*** Material to process ***
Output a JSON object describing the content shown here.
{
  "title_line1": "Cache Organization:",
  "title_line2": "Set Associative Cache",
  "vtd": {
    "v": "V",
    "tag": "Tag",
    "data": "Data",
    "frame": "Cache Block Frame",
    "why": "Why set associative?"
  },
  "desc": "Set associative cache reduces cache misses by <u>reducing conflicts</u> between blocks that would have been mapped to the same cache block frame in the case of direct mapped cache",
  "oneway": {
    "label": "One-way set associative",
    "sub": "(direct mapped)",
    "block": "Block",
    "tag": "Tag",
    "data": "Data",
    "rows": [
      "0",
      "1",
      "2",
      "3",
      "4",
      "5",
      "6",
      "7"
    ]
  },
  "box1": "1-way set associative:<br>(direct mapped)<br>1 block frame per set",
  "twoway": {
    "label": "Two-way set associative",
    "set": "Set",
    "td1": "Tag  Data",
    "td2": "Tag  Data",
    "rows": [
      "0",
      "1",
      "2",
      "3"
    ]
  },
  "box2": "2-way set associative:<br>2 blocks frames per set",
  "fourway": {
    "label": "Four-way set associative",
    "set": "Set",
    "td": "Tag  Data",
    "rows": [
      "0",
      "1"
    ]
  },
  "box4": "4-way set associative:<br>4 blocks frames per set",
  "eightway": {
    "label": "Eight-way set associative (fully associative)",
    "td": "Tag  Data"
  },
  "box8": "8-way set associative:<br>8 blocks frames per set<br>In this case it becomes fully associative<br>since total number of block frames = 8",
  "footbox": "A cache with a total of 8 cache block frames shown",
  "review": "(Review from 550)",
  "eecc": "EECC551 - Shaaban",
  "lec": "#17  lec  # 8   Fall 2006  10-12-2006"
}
***
## Task:
Please return the data above exactly as given.

## Solution to this task:
Output a JSON object describing the content shown here.
{
  "title_line1": "Cache Organization:",
  "title_line2": "Set Associative Cache",
  "vtd": {
    "v": "V",
    "tag": "Tag",
    "data": "Data",
    "frame": "Cache Block Frame",
    "why": "Why set associative?"
  },
  "desc": "Set associative cache reduces cache misses by <u>reducing conflicts</u> between blocks that would have been mapped to the same cache block frame in the case of direct mapped cache",
  "oneway": {
    "label": "One-way set associative",
    "sub": "(direct mapped)",
    "block": "Block",
    "tag": "Tag",
    "data": "Data",
    "rows": [
      "0",
      "1",
      "2",
      "3",
      "4",
      "5",
      "6",
      "7"
    ]
  },
  "box1": "1-way set associative:<br>(direct mapped)<br>1 block frame per set",
  "twoway": {
    "label": "Two-way set associative",
    "set": "Set",
    "td1": "Tag  Data",
    "td2": "Tag  Data",
    "rows": [
      "0",
      "1",
      "2",
      "3"
    ]
  },
  "box2": "2-way set associative:<br>2 blocks frames per set",
  "fourway": {
    "label": "Four-way set associative",
    "set": "Set",
    "td": "Tag  Data",
    "rows": [
      "0",
      "1"
    ]
  },
  "box4": "4-way set associative:<br>4 blocks frames per set",
  "eightway": {
    "label": "Eight-way set associative (fully associative)",
    "td": "Tag  Data"
  },
  "box8": "8-way set associative:<br>8 blocks frames per set<br>In this case it becomes fully associative<br>since total number of block frames = 8",
  "footbox": "A cache with a total of 8 cache block frames shown",
  "review": "(Review from 550)",
  "eecc": "EECC551 - Shaaban",
  "lec": "#17  lec  # 8   Fall 2006  10-12-2006"
}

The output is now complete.